[Some records]

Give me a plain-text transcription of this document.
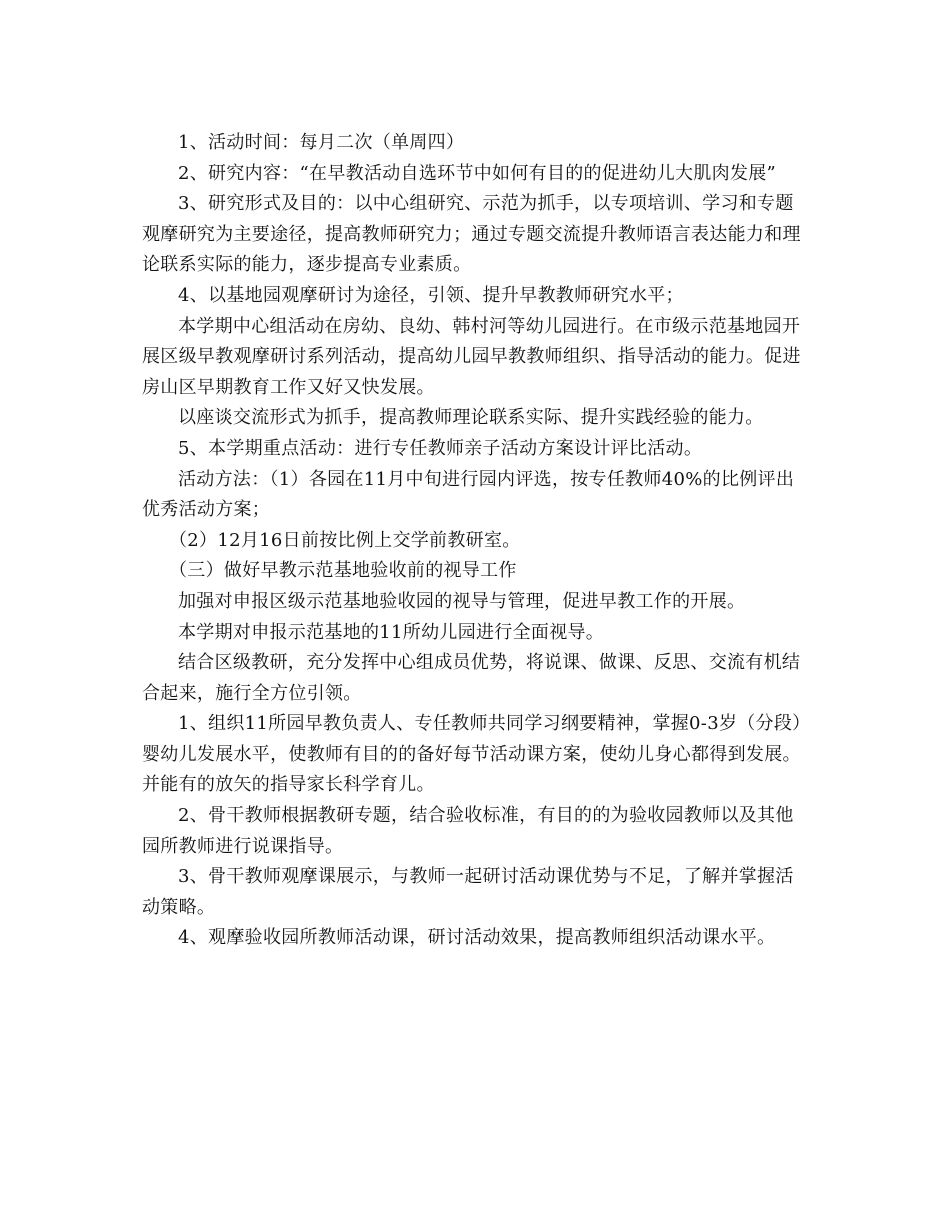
1、活动时间：每月二次（单周四）

2、研究内容：“在早教活动自选环节中如何有目的的促进幼儿大肌肉发展”

3、研究形式及目的：以中心组研究、示范为抓手，以专项培训、学习和专题观摩研究为主要途径，提高教师研究力；通过专题交流提升教师语言表达能力和理论联系实际的能力，逐步提高专业素质。

4、以基地园观摩研讨为途径，引领、提升早教教师研究水平；

本学期中心组活动在房幼、良幼、韩村河等幼儿园进行。在市级示范基地园开展区级早教观摩研讨系列活动，提高幼儿园早教教师组织、指导活动的能力。促进房山区早期教育工作又好又快发展。

以座谈交流形式为抓手，提高教师理论联系实际、提升实践经验的能力。

5、本学期重点活动：进行专任教师亲子活动方案设计评比活动。

活动方法：（1）各园在11月中旬进行园内评选，按专任教师40%的比例评出优秀活动方案；

（2）12月16日前按比例上交学前教研室。

（三）做好早教示范基地验收前的视导工作

加强对申报区级示范基地验收园的视导与管理，促进早教工作的开展。

本学期对申报示范基地的11所幼儿园进行全面视导。

结合区级教研，充分发挥中心组成员优势，将说课、做课、反思、交流有机结合起来，施行全方位引领。

1、组织11所园早教负责人、专任教师共同学习纲要精神，掌握0-3岁（分段）婴幼儿发展水平，使教师有目的的备好每节活动课方案，使幼儿身心都得到发展。并能有的放矢的指导家长科学育儿。

2、骨干教师根据教研专题，结合验收标准，有目的的为验收园教师以及其他园所教师进行说课指导。

3、骨干教师观摩课展示，与教师一起研讨活动课优势与不足，了解并掌握活动策略。

4、观摩验收园所教师活动课，研讨活动效果，提高教师组织活动课水平。
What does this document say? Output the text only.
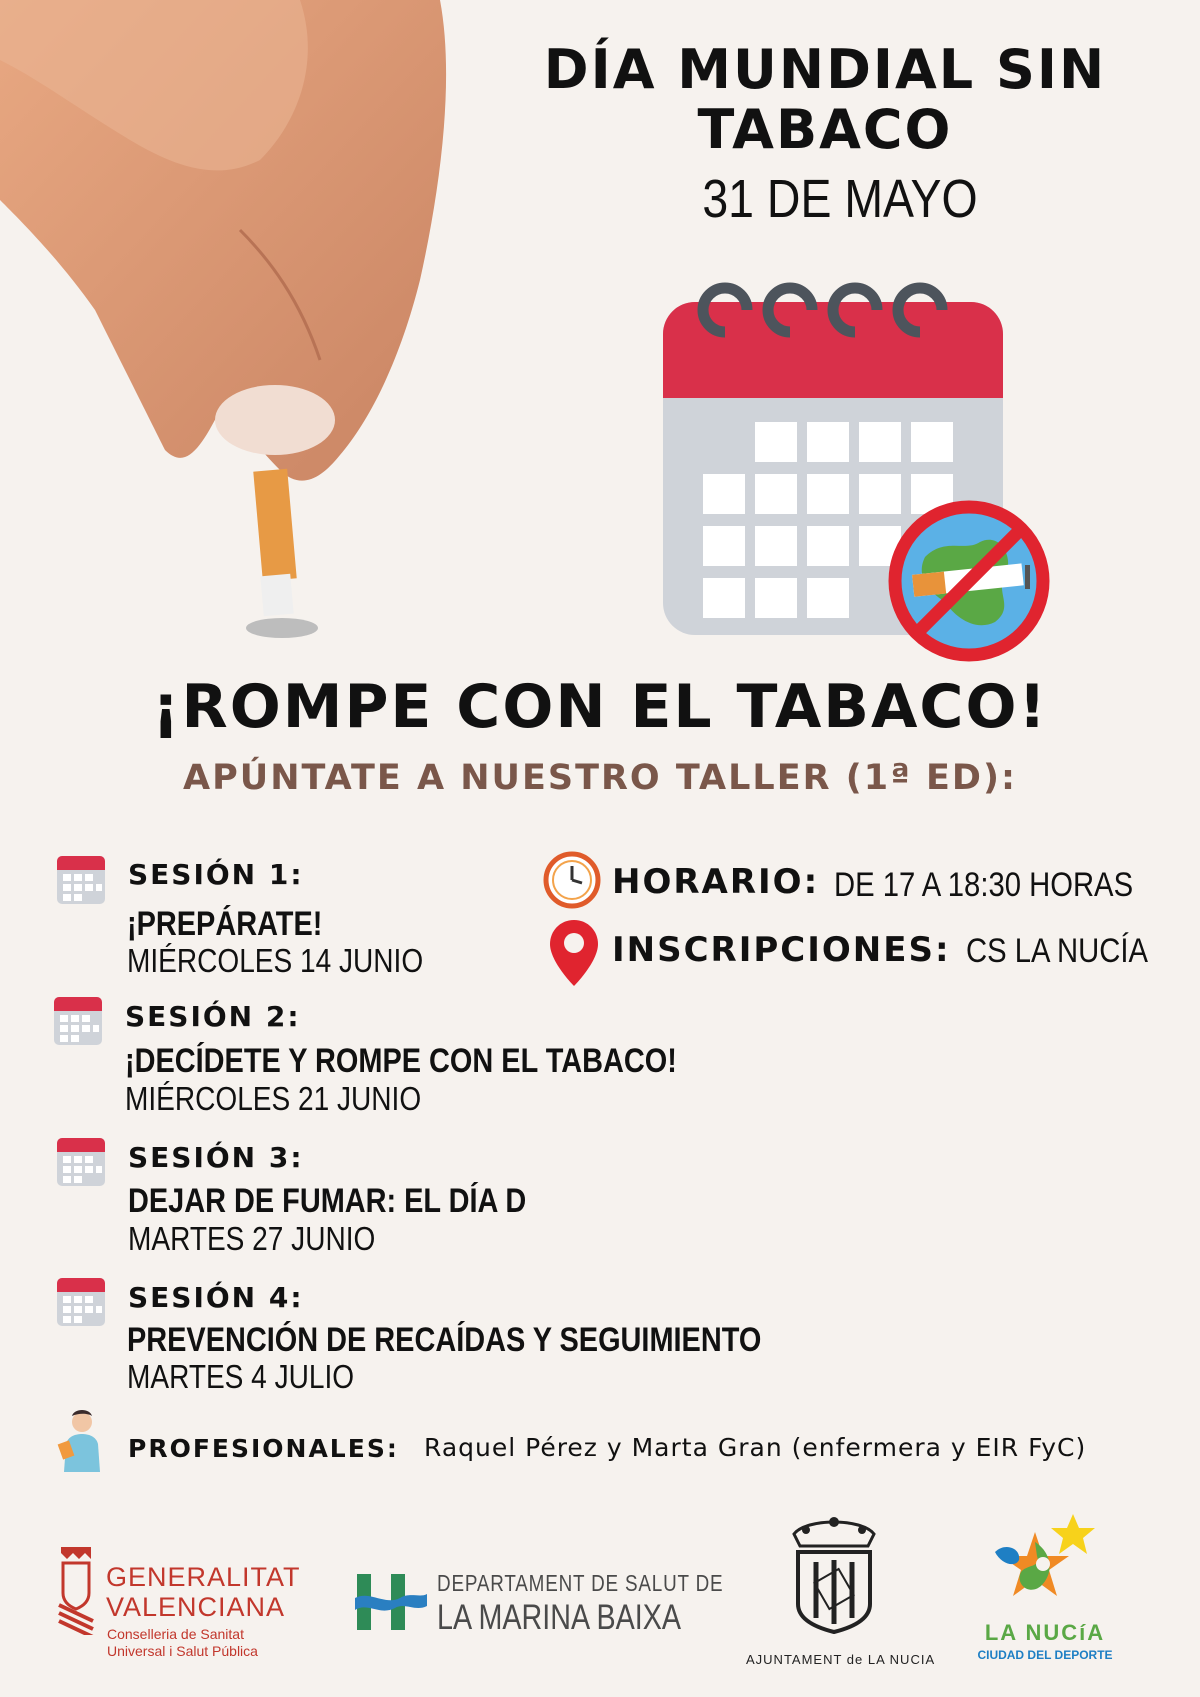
DÍA MUNDIAL SIN
TABACO
31 DE MAYO
¡ROMPE CON EL TABACO!
APÚNTATE A NUESTRO TALLER (1ª ED):
SESIÓN 1:
¡PREPÁRATE!
MIÉRCOLES 14 JUNIO
SESIÓN 2:
¡DECÍDETE Y ROMPE CON EL TABACO!
MIÉRCOLES 21 JUNIO
SESIÓN 3:
DEJAR DE FUMAR: EL DÍA D
MARTES 27 JUNIO
SESIÓN 4:
PREVENCIÓN DE RECAÍDAS Y SEGUIMIENTO
MARTES 4 JULIO
HORARIO: DE 17 A 18:30 HORAS
INSCRIPCIONES: CS LA NUCÍA
PROFESIONALES: Raquel Pérez y Marta Gran (enfermera y EIR FyC)
GENERALITAT
VALENCIANA
Conselleria de Sanitat
Universal i Salut Pública
DEPARTAMENT DE SALUT DE
LA MARINA BAIXA
AJUNTAMENT de LA NUCIA
LA NUCíA
CIUDAD DEL DEPORTE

_Aim of the task_
Copy out the whole listing exactly, and don't carry over any pictures.

_Answer to the problem_
Give me a plain-text transcription of this document.
1、活动时间：每月二次（单周四）

2、研究内容：“在早教活动自选环节中如何有目的的促进幼儿大肌肉发展”

3、研究形式及目的：以中心组研究、示范为抓手，以专项培训、学习和专题观摩研究为主要途径，提高教师研究力；通过专题交流提升教师语言表达能力和理论联系实际的能力，逐步提高专业素质。

4、以基地园观摩研讨为途径，引领、提升早教教师研究水平；

本学期中心组活动在房幼、良幼、韩村河等幼儿园进行。在市级示范基地园开展区级早教观摩研讨系列活动，提高幼儿园早教教师组织、指导活动的能力。促进房山区早期教育工作又好又快发展。

以座谈交流形式为抓手，提高教师理论联系实际、提升实践经验的能力。

5、本学期重点活动：进行专任教师亲子活动方案设计评比活动。

活动方法：（1）各园在11月中旬进行园内评选，按专任教师40%的比例评出优秀活动方案；

（2）12月16日前按比例上交学前教研室。

（三）做好早教示范基地验收前的视导工作

加强对申报区级示范基地验收园的视导与管理，促进早教工作的开展。

本学期对申报示范基地的11所幼儿园进行全面视导。

结合区级教研，充分发挥中心组成员优势，将说课、做课、反思、交流有机结合起来，施行全方位引领。

1、组织11所园早教负责人、专任教师共同学习纲要精神，掌握0-3岁（分段）婴幼儿发展水平，使教师有目的的备好每节活动课方案，使幼儿身心都得到发展。并能有的放矢的指导家长科学育儿。

2、骨干教师根据教研专题，结合验收标准，有目的的为验收园教师以及其他园所教师进行说课指导。

3、骨干教师观摩课展示，与教师一起研讨活动课优势与不足，了解并掌握活动策略。

4、观摩验收园所教师活动课，研讨活动效果，提高教师组织活动课水平。
What does this document say? Output the text only.
DÍA MUNDIAL SIN
TABACO
31 DE MAYO
¡ROMPE CON EL TABACO!
APÚNTATE A NUESTRO TALLER (1ª ED):
SESIÓN 1:
¡PREPÁRATE!
MIÉRCOLES 14 JUNIO
SESIÓN 2:
¡DECÍDETE Y ROMPE CON EL TABACO!
MIÉRCOLES 21 JUNIO
SESIÓN 3:
DEJAR DE FUMAR: EL DÍA D
MARTES 27 JUNIO
SESIÓN 4:
PREVENCIÓN DE RECAÍDAS Y SEGUIMIENTO
MARTES 4 JULIO
HORARIO: DE 17 A 18:30 HORAS
INSCRIPCIONES: CS LA NUCÍA
PROFESIONALES: Raquel Pérez y Marta Gran (enfermera y EIR FyC)
GENERALITAT
VALENCIANA
Conselleria de Sanitat
Universal i Salut Pública
DEPARTAMENT DE SALUT DE
LA MARINA BAIXA
AJUNTAMENT de LA NUCIA
LA NUCíA
CIUDAD DEL DEPORTE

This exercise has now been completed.